Problem details: Print each of the entries exactly, leaving nothing out.

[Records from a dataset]
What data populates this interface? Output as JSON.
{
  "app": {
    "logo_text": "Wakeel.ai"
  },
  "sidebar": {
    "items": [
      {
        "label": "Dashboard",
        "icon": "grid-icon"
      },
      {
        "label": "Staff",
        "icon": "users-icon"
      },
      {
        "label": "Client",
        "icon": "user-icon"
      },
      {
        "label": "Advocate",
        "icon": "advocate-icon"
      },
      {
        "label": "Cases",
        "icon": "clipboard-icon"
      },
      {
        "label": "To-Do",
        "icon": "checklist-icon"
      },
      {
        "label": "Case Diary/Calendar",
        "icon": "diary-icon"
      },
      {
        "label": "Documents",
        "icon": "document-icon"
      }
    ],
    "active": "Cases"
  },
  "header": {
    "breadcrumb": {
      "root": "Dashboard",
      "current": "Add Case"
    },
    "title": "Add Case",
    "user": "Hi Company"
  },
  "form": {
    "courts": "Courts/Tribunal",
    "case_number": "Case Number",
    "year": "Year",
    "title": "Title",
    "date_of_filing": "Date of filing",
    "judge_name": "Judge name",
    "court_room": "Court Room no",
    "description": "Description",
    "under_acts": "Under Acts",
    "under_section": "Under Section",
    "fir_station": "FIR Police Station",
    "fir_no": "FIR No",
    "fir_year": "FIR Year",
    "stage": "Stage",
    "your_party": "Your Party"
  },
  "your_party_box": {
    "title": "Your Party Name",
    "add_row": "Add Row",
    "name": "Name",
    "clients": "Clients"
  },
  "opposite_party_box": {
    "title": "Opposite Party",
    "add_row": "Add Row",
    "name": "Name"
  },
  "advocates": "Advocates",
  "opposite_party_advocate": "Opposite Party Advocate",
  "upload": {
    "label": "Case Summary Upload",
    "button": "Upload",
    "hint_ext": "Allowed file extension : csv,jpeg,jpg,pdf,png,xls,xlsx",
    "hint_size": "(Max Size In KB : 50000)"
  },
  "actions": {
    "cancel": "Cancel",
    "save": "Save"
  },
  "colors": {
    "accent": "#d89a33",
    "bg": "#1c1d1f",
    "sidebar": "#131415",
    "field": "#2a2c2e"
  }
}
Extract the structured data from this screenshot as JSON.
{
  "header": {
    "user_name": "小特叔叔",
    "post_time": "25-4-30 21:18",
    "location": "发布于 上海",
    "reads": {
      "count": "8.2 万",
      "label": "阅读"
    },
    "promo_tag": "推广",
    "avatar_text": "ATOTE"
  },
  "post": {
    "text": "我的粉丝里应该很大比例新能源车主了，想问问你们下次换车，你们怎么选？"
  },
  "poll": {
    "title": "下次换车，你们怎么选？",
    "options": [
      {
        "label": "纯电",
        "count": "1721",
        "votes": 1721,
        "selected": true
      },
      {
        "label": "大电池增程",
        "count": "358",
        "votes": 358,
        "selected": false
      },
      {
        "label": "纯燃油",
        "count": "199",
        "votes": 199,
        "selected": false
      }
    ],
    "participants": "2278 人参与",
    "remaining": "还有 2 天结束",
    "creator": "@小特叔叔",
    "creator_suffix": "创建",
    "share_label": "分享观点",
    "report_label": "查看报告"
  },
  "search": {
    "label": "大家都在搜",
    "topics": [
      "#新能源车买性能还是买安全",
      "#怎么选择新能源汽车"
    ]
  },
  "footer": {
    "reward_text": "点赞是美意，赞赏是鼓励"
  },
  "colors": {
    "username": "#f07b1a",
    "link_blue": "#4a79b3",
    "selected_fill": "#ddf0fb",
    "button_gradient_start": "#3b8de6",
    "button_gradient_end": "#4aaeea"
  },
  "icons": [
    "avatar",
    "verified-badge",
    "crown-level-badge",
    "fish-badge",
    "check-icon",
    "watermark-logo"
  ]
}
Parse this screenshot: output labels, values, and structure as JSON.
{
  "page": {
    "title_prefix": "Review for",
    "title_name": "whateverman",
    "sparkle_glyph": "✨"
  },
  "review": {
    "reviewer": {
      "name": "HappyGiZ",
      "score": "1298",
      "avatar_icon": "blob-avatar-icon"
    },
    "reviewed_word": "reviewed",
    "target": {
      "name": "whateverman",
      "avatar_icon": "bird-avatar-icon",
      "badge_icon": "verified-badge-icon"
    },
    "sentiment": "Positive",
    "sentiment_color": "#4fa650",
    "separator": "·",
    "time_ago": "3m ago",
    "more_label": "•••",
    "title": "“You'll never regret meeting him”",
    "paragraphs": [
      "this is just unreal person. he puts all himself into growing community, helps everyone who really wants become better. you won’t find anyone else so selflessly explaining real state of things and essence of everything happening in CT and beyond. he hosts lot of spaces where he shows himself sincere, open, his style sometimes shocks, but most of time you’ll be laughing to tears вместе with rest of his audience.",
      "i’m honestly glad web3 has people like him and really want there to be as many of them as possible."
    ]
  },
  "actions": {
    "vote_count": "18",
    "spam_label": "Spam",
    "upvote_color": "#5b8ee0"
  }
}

Right answer:
What data populates this interface? Output as JSON.
{
  "app": {
    "logo_text": "Wakeel.ai"
  },
  "sidebar": {
    "items": [
      {
        "label": "Dashboard",
        "icon": "grid-icon"
      },
      {
        "label": "Staff",
        "icon": "users-icon"
      },
      {
        "label": "Client",
        "icon": "user-icon"
      },
      {
        "label": "Advocate",
        "icon": "advocate-icon"
      },
      {
        "label": "Cases",
        "icon": "clipboard-icon"
      },
      {
        "label": "To-Do",
        "icon": "checklist-icon"
      },
      {
        "label": "Case Diary/Calendar",
        "icon": "diary-icon"
      },
      {
        "label": "Documents",
        "icon": "document-icon"
      }
    ],
    "active": "Cases"
  },
  "header": {
    "breadcrumb": {
      "root": "Dashboard",
      "current": "Add Case"
    },
    "title": "Add Case",
    "user": "Hi Company"
  },
  "form": {
    "courts": "Courts/Tribunal",
    "case_number": "Case Number",
    "year": "Year",
    "title": "Title",
    "date_of_filing": "Date of filing",
    "judge_name": "Judge name",
    "court_room": "Court Room no",
    "description": "Description",
    "under_acts": "Under Acts",
    "under_section": "Under Section",
    "fir_station": "FIR Police Station",
    "fir_no": "FIR No",
    "fir_year": "FIR Year",
    "stage": "Stage",
    "your_party": "Your Party"
  },
  "your_party_box": {
    "title": "Your Party Name",
    "add_row": "Add Row",
    "name": "Name",
    "clients": "Clients"
  },
  "opposite_party_box": {
    "title": "Opposite Party",
    "add_row": "Add Row",
    "name": "Name"
  },
  "advocates": "Advocates",
  "opposite_party_advocate": "Opposite Party Advocate",
  "upload": {
    "label": "Case Summary Upload",
    "button": "Upload",
    "hint_ext": "Allowed file extension : csv,jpeg,jpg,pdf,png,xls,xlsx",
    "hint_size": "(Max Size In KB : 50000)"
  },
  "actions": {
    "cancel": "Cancel",
    "save": "Save"
  },
  "colors": {
    "accent": "#d89a33",
    "bg": "#1c1d1f",
    "sidebar": "#131415",
    "field": "#2a2c2e"
  }
}
Extract the structured data from this screenshot as JSON.
{
  "header": {
    "user_name": "小特叔叔",
    "post_time": "25-4-30 21:18",
    "location": "发布于 上海",
    "reads": {
      "count": "8.2 万",
      "label": "阅读"
    },
    "promo_tag": "推广",
    "avatar_text": "ATOTE"
  },
  "post": {
    "text": "我的粉丝里应该很大比例新能源车主了，想问问你们下次换车，你们怎么选？"
  },
  "poll": {
    "title": "下次换车，你们怎么选？",
    "options": [
      {
        "label": "纯电",
        "count": "1721",
        "votes": 1721,
        "selected": true
      },
      {
        "label": "大电池增程",
        "count": "358",
        "votes": 358,
        "selected": false
      },
      {
        "label": "纯燃油",
        "count": "199",
        "votes": 199,
        "selected": false
      }
    ],
    "participants": "2278 人参与",
    "remaining": "还有 2 天结束",
    "creator": "@小特叔叔",
    "creator_suffix": "创建",
    "share_label": "分享观点",
    "report_label": "查看报告"
  },
  "search": {
    "label": "大家都在搜",
    "topics": [
      "#新能源车买性能还是买安全",
      "#怎么选择新能源汽车"
    ]
  },
  "footer": {
    "reward_text": "点赞是美意，赞赏是鼓励"
  },
  "colors": {
    "username": "#f07b1a",
    "link_blue": "#4a79b3",
    "selected_fill": "#ddf0fb",
    "button_gradient_start": "#3b8de6",
    "button_gradient_end": "#4aaeea"
  },
  "icons": [
    "avatar",
    "verified-badge",
    "crown-level-badge",
    "fish-badge",
    "check-icon",
    "watermark-logo"
  ]
}
Parse this screenshot: output labels, values, and structure as JSON.
{
  "page": {
    "title_prefix": "Review for",
    "title_name": "whateverman",
    "sparkle_glyph": "✨"
  },
  "review": {
    "reviewer": {
      "name": "HappyGiZ",
      "score": "1298",
      "avatar_icon": "blob-avatar-icon"
    },
    "reviewed_word": "reviewed",
    "target": {
      "name": "whateverman",
      "avatar_icon": "bird-avatar-icon",
      "badge_icon": "verified-badge-icon"
    },
    "sentiment": "Positive",
    "sentiment_color": "#4fa650",
    "separator": "·",
    "time_ago": "3m ago",
    "more_label": "•••",
    "title": "“You'll never regret meeting him”",
    "paragraphs": [
      "this is just unreal person. he puts all himself into growing community, helps everyone who really wants become better. you won’t find anyone else so selflessly explaining real state of things and essence of everything happening in CT and beyond. he hosts lot of spaces where he shows himself sincere, open, his style sometimes shocks, but most of time you’ll be laughing to tears вместе with rest of his audience.",
      "i’m honestly glad web3 has people like him and really want there to be as many of them as possible."
    ]
  },
  "actions": {
    "vote_count": "18",
    "spam_label": "Spam",
    "upvote_color": "#5b8ee0"
  }
}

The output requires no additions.